**Short problem**
Omit the images, then print each record below exactly as it reads.

**Given data**
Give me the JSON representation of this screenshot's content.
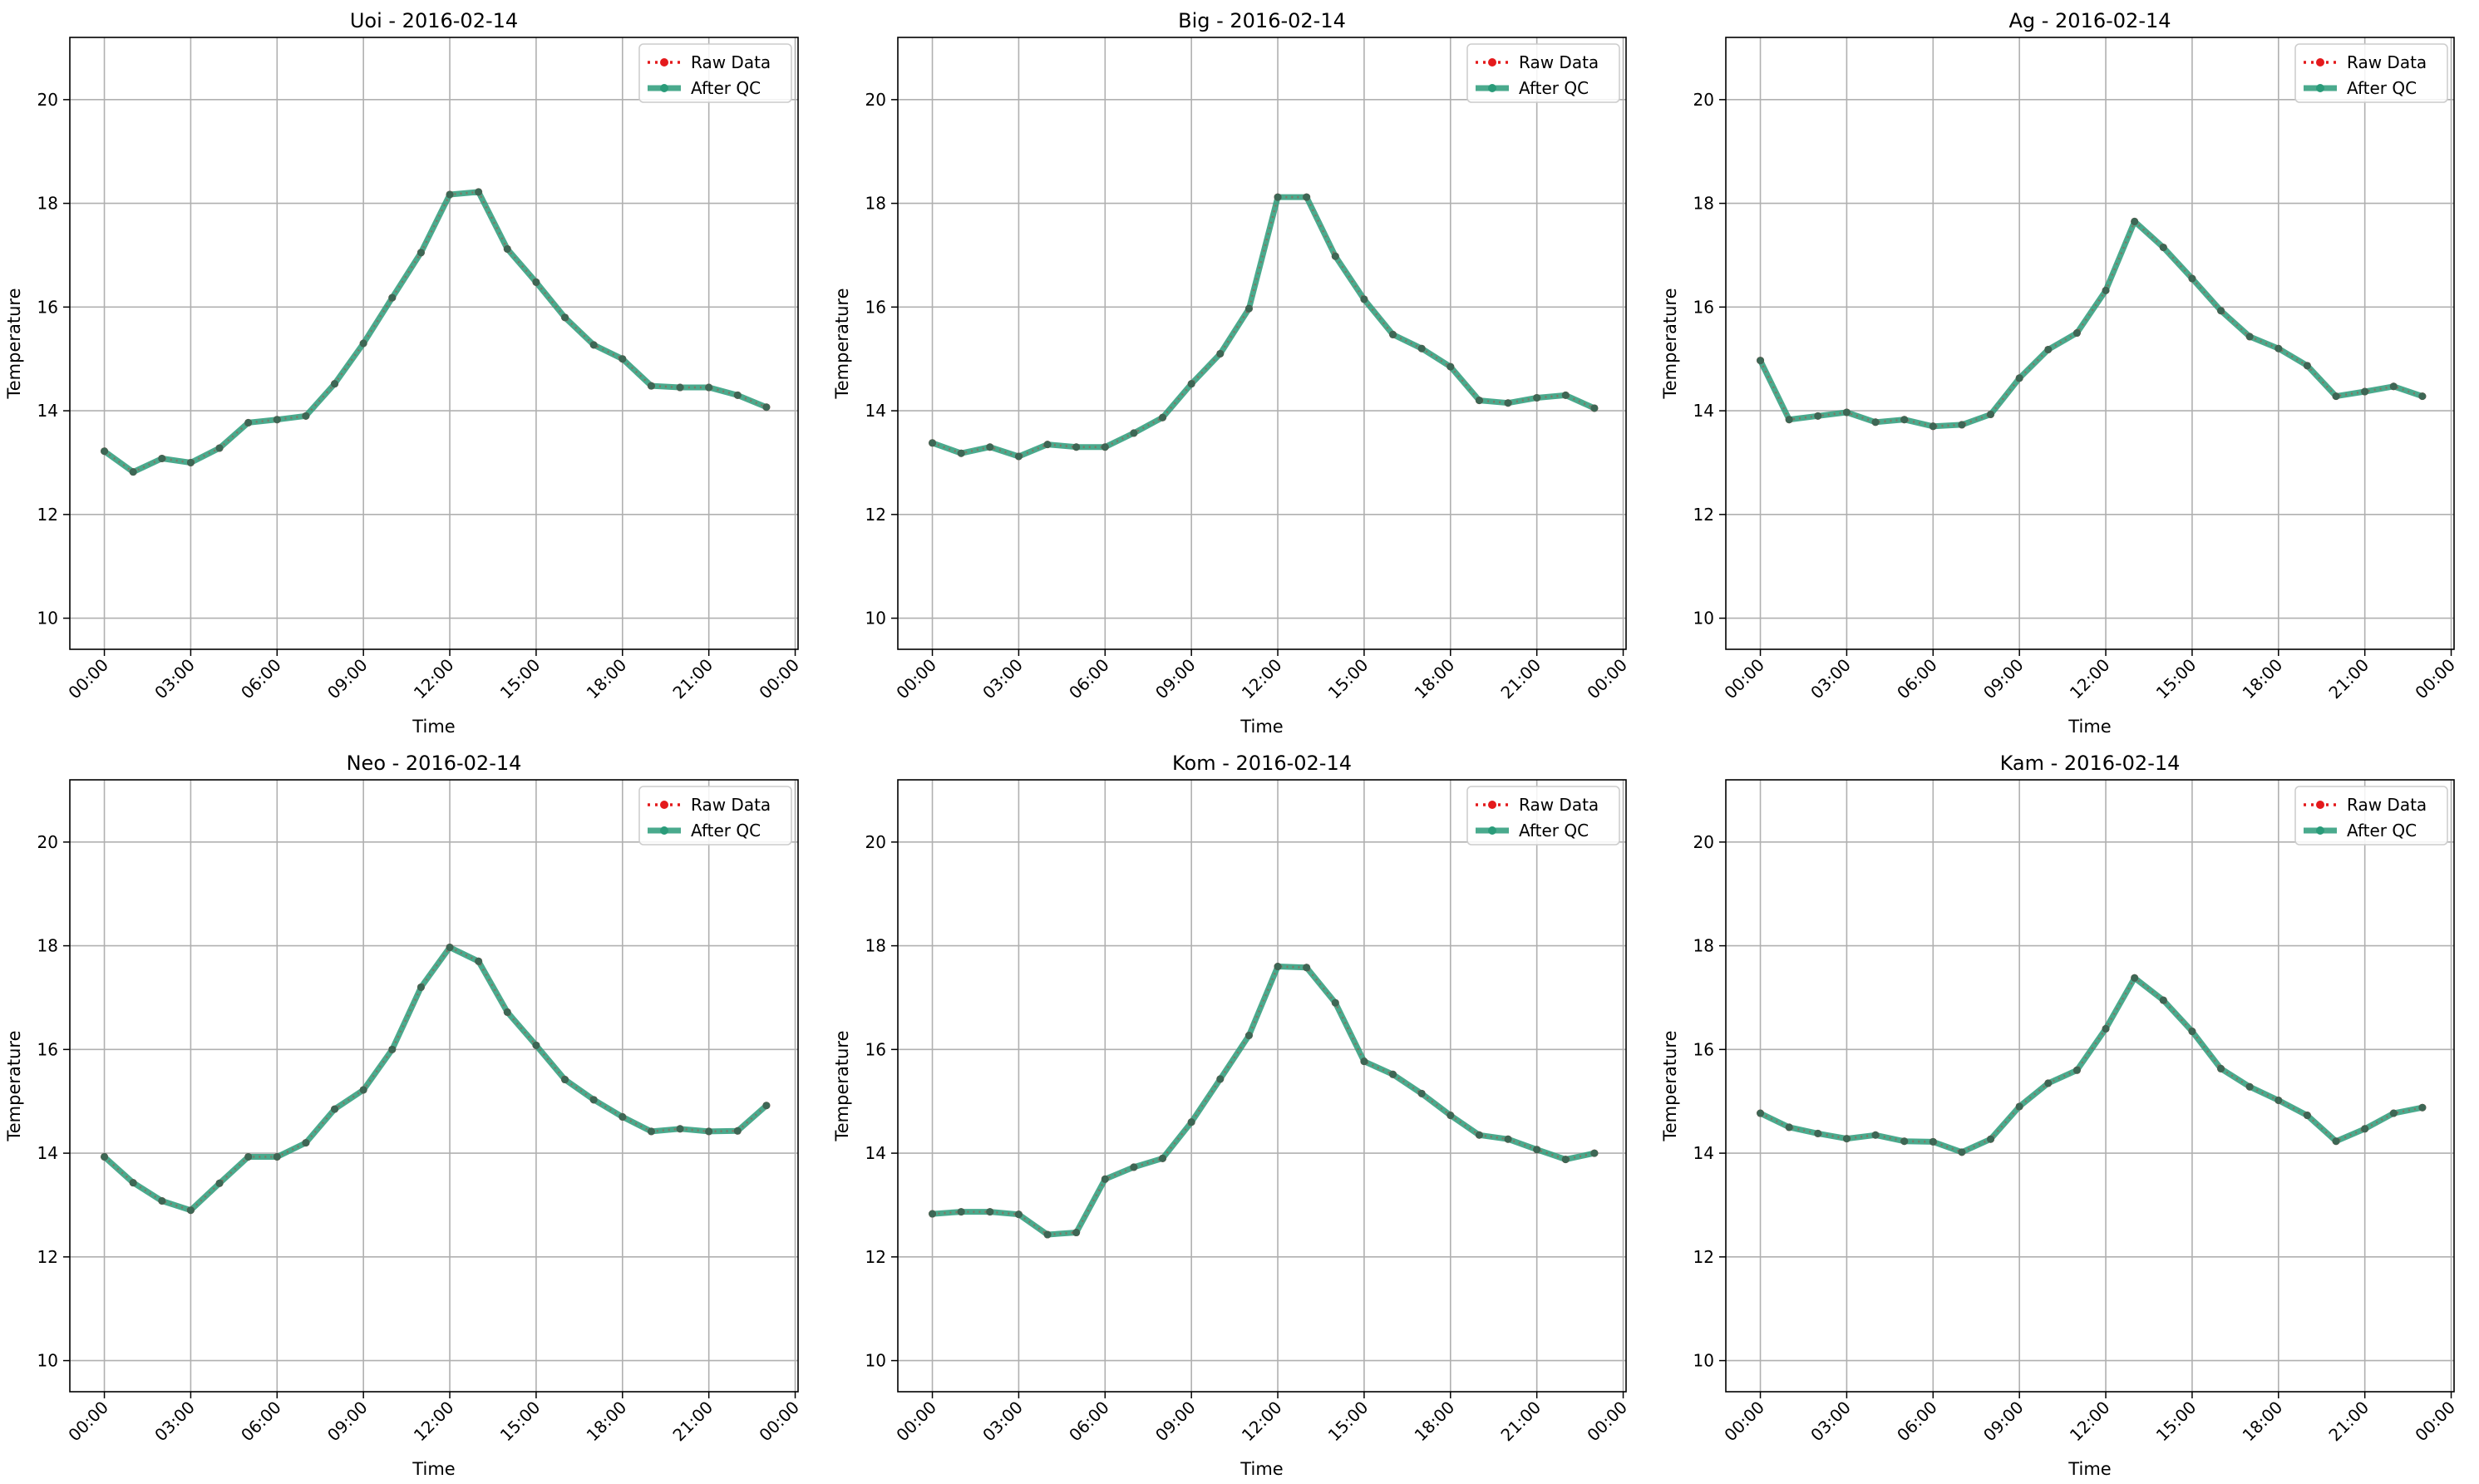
{
  "figure": {
    "colors": {
      "raw": "#e41a1c",
      "qc": "#2a9b79",
      "grid": "#b0b0b0",
      "axis": "#000000"
    },
    "x_ticks": [
      "00:00",
      "03:00",
      "06:00",
      "09:00",
      "12:00",
      "15:00",
      "18:00",
      "21:00",
      "00:00"
    ],
    "y_ticks": [
      "10",
      "12",
      "14",
      "16",
      "18",
      "20"
    ],
    "xlabel": "Time",
    "ylabel": "Temperature",
    "ylim": [
      9.4,
      21.2
    ],
    "xlim_hours": [
      -1.2,
      24.1
    ],
    "legend": {
      "raw_label": "Raw Data",
      "qc_label": "After QC",
      "placement": "upper right"
    }
  },
  "chart_data": [
    {
      "type": "line",
      "title": "Uoi - 2016-02-14",
      "x_hours": [
        0,
        1,
        2,
        3,
        4,
        5,
        6,
        7,
        8,
        9,
        10,
        11,
        12,
        13,
        14,
        15,
        16,
        17,
        18,
        19,
        20,
        21,
        22,
        23
      ],
      "series": [
        {
          "name": "Raw Data",
          "values": [
            13.22,
            12.82,
            13.08,
            13.0,
            13.28,
            13.77,
            13.83,
            13.9,
            14.52,
            15.3,
            16.18,
            17.05,
            18.17,
            18.22,
            17.12,
            16.48,
            15.8,
            15.27,
            15.0,
            14.48,
            14.45,
            14.45,
            14.3,
            14.07
          ]
        },
        {
          "name": "After QC",
          "values": [
            13.22,
            12.82,
            13.08,
            13.0,
            13.28,
            13.77,
            13.83,
            13.9,
            14.52,
            15.3,
            16.18,
            17.05,
            18.17,
            18.22,
            17.12,
            16.48,
            15.8,
            15.27,
            15.0,
            14.48,
            14.45,
            14.45,
            14.3,
            14.07
          ]
        }
      ]
    },
    {
      "type": "line",
      "title": "Big - 2016-02-14",
      "x_hours": [
        0,
        1,
        2,
        3,
        4,
        5,
        6,
        7,
        8,
        9,
        10,
        11,
        12,
        13,
        14,
        15,
        16,
        17,
        18,
        19,
        20,
        21,
        22,
        23
      ],
      "series": [
        {
          "name": "Raw Data",
          "values": [
            13.38,
            13.18,
            13.3,
            13.12,
            13.35,
            13.3,
            13.3,
            13.57,
            13.87,
            14.52,
            15.1,
            15.97,
            18.12,
            18.12,
            16.98,
            16.15,
            15.47,
            15.2,
            14.85,
            14.2,
            14.15,
            14.25,
            14.3,
            14.05
          ]
        },
        {
          "name": "After QC",
          "values": [
            13.38,
            13.18,
            13.3,
            13.12,
            13.35,
            13.3,
            13.3,
            13.57,
            13.87,
            14.52,
            15.1,
            15.97,
            18.12,
            18.12,
            16.98,
            16.15,
            15.47,
            15.2,
            14.85,
            14.2,
            14.15,
            14.25,
            14.3,
            14.05
          ]
        }
      ]
    },
    {
      "type": "line",
      "title": "Ag - 2016-02-14",
      "x_hours": [
        0,
        1,
        2,
        3,
        4,
        5,
        6,
        7,
        8,
        9,
        10,
        11,
        12,
        13,
        14,
        15,
        16,
        17,
        18,
        19,
        20,
        21,
        22,
        23
      ],
      "series": [
        {
          "name": "Raw Data",
          "values": [
            14.97,
            13.83,
            13.9,
            13.97,
            13.78,
            13.83,
            13.7,
            13.73,
            13.93,
            14.63,
            15.18,
            15.5,
            16.32,
            17.65,
            17.15,
            16.55,
            15.93,
            15.43,
            15.2,
            14.87,
            14.28,
            14.37,
            14.47,
            14.28
          ]
        },
        {
          "name": "After QC",
          "values": [
            14.97,
            13.83,
            13.9,
            13.97,
            13.78,
            13.83,
            13.7,
            13.73,
            13.93,
            14.63,
            15.18,
            15.5,
            16.32,
            17.65,
            17.15,
            16.55,
            15.93,
            15.43,
            15.2,
            14.87,
            14.28,
            14.37,
            14.47,
            14.28
          ]
        }
      ]
    },
    {
      "type": "line",
      "title": "Neo - 2016-02-14",
      "x_hours": [
        0,
        1,
        2,
        3,
        4,
        5,
        6,
        7,
        8,
        9,
        10,
        11,
        12,
        13,
        14,
        15,
        16,
        17,
        18,
        19,
        20,
        21,
        22,
        23
      ],
      "series": [
        {
          "name": "Raw Data",
          "values": [
            13.93,
            13.43,
            13.08,
            12.9,
            13.42,
            13.93,
            13.93,
            14.2,
            14.85,
            15.22,
            16.0,
            17.2,
            17.97,
            17.7,
            16.72,
            16.08,
            15.42,
            15.03,
            14.7,
            14.42,
            14.47,
            14.42,
            14.43,
            14.92
          ]
        },
        {
          "name": "After QC",
          "values": [
            13.93,
            13.43,
            13.08,
            12.9,
            13.42,
            13.93,
            13.93,
            14.2,
            14.85,
            15.22,
            16.0,
            17.2,
            17.97,
            17.7,
            16.72,
            16.08,
            15.42,
            15.03,
            14.7,
            14.42,
            14.47,
            14.42,
            14.43,
            14.92
          ]
        }
      ]
    },
    {
      "type": "line",
      "title": "Kom - 2016-02-14",
      "x_hours": [
        0,
        1,
        2,
        3,
        4,
        5,
        6,
        7,
        8,
        9,
        10,
        11,
        12,
        13,
        14,
        15,
        16,
        17,
        18,
        19,
        20,
        21,
        22,
        23
      ],
      "series": [
        {
          "name": "Raw Data",
          "values": [
            12.83,
            12.87,
            12.87,
            12.82,
            12.43,
            12.47,
            13.5,
            13.73,
            13.9,
            14.6,
            15.43,
            16.27,
            17.6,
            17.58,
            16.9,
            15.77,
            15.52,
            15.15,
            14.73,
            14.35,
            14.27,
            14.07,
            13.88,
            14.0
          ]
        },
        {
          "name": "After QC",
          "values": [
            12.83,
            12.87,
            12.87,
            12.82,
            12.43,
            12.47,
            13.5,
            13.73,
            13.9,
            14.6,
            15.43,
            16.27,
            17.6,
            17.58,
            16.9,
            15.77,
            15.52,
            15.15,
            14.73,
            14.35,
            14.27,
            14.07,
            13.88,
            14.0
          ]
        }
      ]
    },
    {
      "type": "line",
      "title": "Kam - 2016-02-14",
      "x_hours": [
        0,
        1,
        2,
        3,
        4,
        5,
        6,
        7,
        8,
        9,
        10,
        11,
        12,
        13,
        14,
        15,
        16,
        17,
        18,
        19,
        20,
        21,
        22,
        23
      ],
      "series": [
        {
          "name": "Raw Data",
          "values": [
            14.77,
            14.5,
            14.38,
            14.28,
            14.35,
            14.23,
            14.22,
            14.02,
            14.27,
            14.9,
            15.35,
            15.6,
            16.4,
            17.38,
            16.95,
            16.35,
            15.63,
            15.28,
            15.02,
            14.73,
            14.23,
            14.47,
            14.77,
            14.88
          ]
        },
        {
          "name": "After QC",
          "values": [
            14.77,
            14.5,
            14.38,
            14.28,
            14.35,
            14.23,
            14.22,
            14.02,
            14.27,
            14.9,
            15.35,
            15.6,
            16.4,
            17.38,
            16.95,
            16.35,
            15.63,
            15.28,
            15.02,
            14.73,
            14.23,
            14.47,
            14.77,
            14.88
          ]
        }
      ]
    }
  ]
}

**Result**
Give me the JSON representation of this screenshot's content.
{
  "figure": {
    "colors": {
      "raw": "#e41a1c",
      "qc": "#2a9b79",
      "grid": "#b0b0b0",
      "axis": "#000000"
    },
    "x_ticks": [
      "00:00",
      "03:00",
      "06:00",
      "09:00",
      "12:00",
      "15:00",
      "18:00",
      "21:00",
      "00:00"
    ],
    "y_ticks": [
      "10",
      "12",
      "14",
      "16",
      "18",
      "20"
    ],
    "xlabel": "Time",
    "ylabel": "Temperature",
    "ylim": [
      9.4,
      21.2
    ],
    "xlim_hours": [
      -1.2,
      24.1
    ],
    "legend": {
      "raw_label": "Raw Data",
      "qc_label": "After QC",
      "placement": "upper right"
    }
  },
  "chart_data": [
    {
      "type": "line",
      "title": "Uoi - 2016-02-14",
      "x_hours": [
        0,
        1,
        2,
        3,
        4,
        5,
        6,
        7,
        8,
        9,
        10,
        11,
        12,
        13,
        14,
        15,
        16,
        17,
        18,
        19,
        20,
        21,
        22,
        23
      ],
      "series": [
        {
          "name": "Raw Data",
          "values": [
            13.22,
            12.82,
            13.08,
            13.0,
            13.28,
            13.77,
            13.83,
            13.9,
            14.52,
            15.3,
            16.18,
            17.05,
            18.17,
            18.22,
            17.12,
            16.48,
            15.8,
            15.27,
            15.0,
            14.48,
            14.45,
            14.45,
            14.3,
            14.07
          ]
        },
        {
          "name": "After QC",
          "values": [
            13.22,
            12.82,
            13.08,
            13.0,
            13.28,
            13.77,
            13.83,
            13.9,
            14.52,
            15.3,
            16.18,
            17.05,
            18.17,
            18.22,
            17.12,
            16.48,
            15.8,
            15.27,
            15.0,
            14.48,
            14.45,
            14.45,
            14.3,
            14.07
          ]
        }
      ]
    },
    {
      "type": "line",
      "title": "Big - 2016-02-14",
      "x_hours": [
        0,
        1,
        2,
        3,
        4,
        5,
        6,
        7,
        8,
        9,
        10,
        11,
        12,
        13,
        14,
        15,
        16,
        17,
        18,
        19,
        20,
        21,
        22,
        23
      ],
      "series": [
        {
          "name": "Raw Data",
          "values": [
            13.38,
            13.18,
            13.3,
            13.12,
            13.35,
            13.3,
            13.3,
            13.57,
            13.87,
            14.52,
            15.1,
            15.97,
            18.12,
            18.12,
            16.98,
            16.15,
            15.47,
            15.2,
            14.85,
            14.2,
            14.15,
            14.25,
            14.3,
            14.05
          ]
        },
        {
          "name": "After QC",
          "values": [
            13.38,
            13.18,
            13.3,
            13.12,
            13.35,
            13.3,
            13.3,
            13.57,
            13.87,
            14.52,
            15.1,
            15.97,
            18.12,
            18.12,
            16.98,
            16.15,
            15.47,
            15.2,
            14.85,
            14.2,
            14.15,
            14.25,
            14.3,
            14.05
          ]
        }
      ]
    },
    {
      "type": "line",
      "title": "Ag - 2016-02-14",
      "x_hours": [
        0,
        1,
        2,
        3,
        4,
        5,
        6,
        7,
        8,
        9,
        10,
        11,
        12,
        13,
        14,
        15,
        16,
        17,
        18,
        19,
        20,
        21,
        22,
        23
      ],
      "series": [
        {
          "name": "Raw Data",
          "values": [
            14.97,
            13.83,
            13.9,
            13.97,
            13.78,
            13.83,
            13.7,
            13.73,
            13.93,
            14.63,
            15.18,
            15.5,
            16.32,
            17.65,
            17.15,
            16.55,
            15.93,
            15.43,
            15.2,
            14.87,
            14.28,
            14.37,
            14.47,
            14.28
          ]
        },
        {
          "name": "After QC",
          "values": [
            14.97,
            13.83,
            13.9,
            13.97,
            13.78,
            13.83,
            13.7,
            13.73,
            13.93,
            14.63,
            15.18,
            15.5,
            16.32,
            17.65,
            17.15,
            16.55,
            15.93,
            15.43,
            15.2,
            14.87,
            14.28,
            14.37,
            14.47,
            14.28
          ]
        }
      ]
    },
    {
      "type": "line",
      "title": "Neo - 2016-02-14",
      "x_hours": [
        0,
        1,
        2,
        3,
        4,
        5,
        6,
        7,
        8,
        9,
        10,
        11,
        12,
        13,
        14,
        15,
        16,
        17,
        18,
        19,
        20,
        21,
        22,
        23
      ],
      "series": [
        {
          "name": "Raw Data",
          "values": [
            13.93,
            13.43,
            13.08,
            12.9,
            13.42,
            13.93,
            13.93,
            14.2,
            14.85,
            15.22,
            16.0,
            17.2,
            17.97,
            17.7,
            16.72,
            16.08,
            15.42,
            15.03,
            14.7,
            14.42,
            14.47,
            14.42,
            14.43,
            14.92
          ]
        },
        {
          "name": "After QC",
          "values": [
            13.93,
            13.43,
            13.08,
            12.9,
            13.42,
            13.93,
            13.93,
            14.2,
            14.85,
            15.22,
            16.0,
            17.2,
            17.97,
            17.7,
            16.72,
            16.08,
            15.42,
            15.03,
            14.7,
            14.42,
            14.47,
            14.42,
            14.43,
            14.92
          ]
        }
      ]
    },
    {
      "type": "line",
      "title": "Kom - 2016-02-14",
      "x_hours": [
        0,
        1,
        2,
        3,
        4,
        5,
        6,
        7,
        8,
        9,
        10,
        11,
        12,
        13,
        14,
        15,
        16,
        17,
        18,
        19,
        20,
        21,
        22,
        23
      ],
      "series": [
        {
          "name": "Raw Data",
          "values": [
            12.83,
            12.87,
            12.87,
            12.82,
            12.43,
            12.47,
            13.5,
            13.73,
            13.9,
            14.6,
            15.43,
            16.27,
            17.6,
            17.58,
            16.9,
            15.77,
            15.52,
            15.15,
            14.73,
            14.35,
            14.27,
            14.07,
            13.88,
            14.0
          ]
        },
        {
          "name": "After QC",
          "values": [
            12.83,
            12.87,
            12.87,
            12.82,
            12.43,
            12.47,
            13.5,
            13.73,
            13.9,
            14.6,
            15.43,
            16.27,
            17.6,
            17.58,
            16.9,
            15.77,
            15.52,
            15.15,
            14.73,
            14.35,
            14.27,
            14.07,
            13.88,
            14.0
          ]
        }
      ]
    },
    {
      "type": "line",
      "title": "Kam - 2016-02-14",
      "x_hours": [
        0,
        1,
        2,
        3,
        4,
        5,
        6,
        7,
        8,
        9,
        10,
        11,
        12,
        13,
        14,
        15,
        16,
        17,
        18,
        19,
        20,
        21,
        22,
        23
      ],
      "series": [
        {
          "name": "Raw Data",
          "values": [
            14.77,
            14.5,
            14.38,
            14.28,
            14.35,
            14.23,
            14.22,
            14.02,
            14.27,
            14.9,
            15.35,
            15.6,
            16.4,
            17.38,
            16.95,
            16.35,
            15.63,
            15.28,
            15.02,
            14.73,
            14.23,
            14.47,
            14.77,
            14.88
          ]
        },
        {
          "name": "After QC",
          "values": [
            14.77,
            14.5,
            14.38,
            14.28,
            14.35,
            14.23,
            14.22,
            14.02,
            14.27,
            14.9,
            15.35,
            15.6,
            16.4,
            17.38,
            16.95,
            16.35,
            15.63,
            15.28,
            15.02,
            14.73,
            14.23,
            14.47,
            14.77,
            14.88
          ]
        }
      ]
    }
  ]
}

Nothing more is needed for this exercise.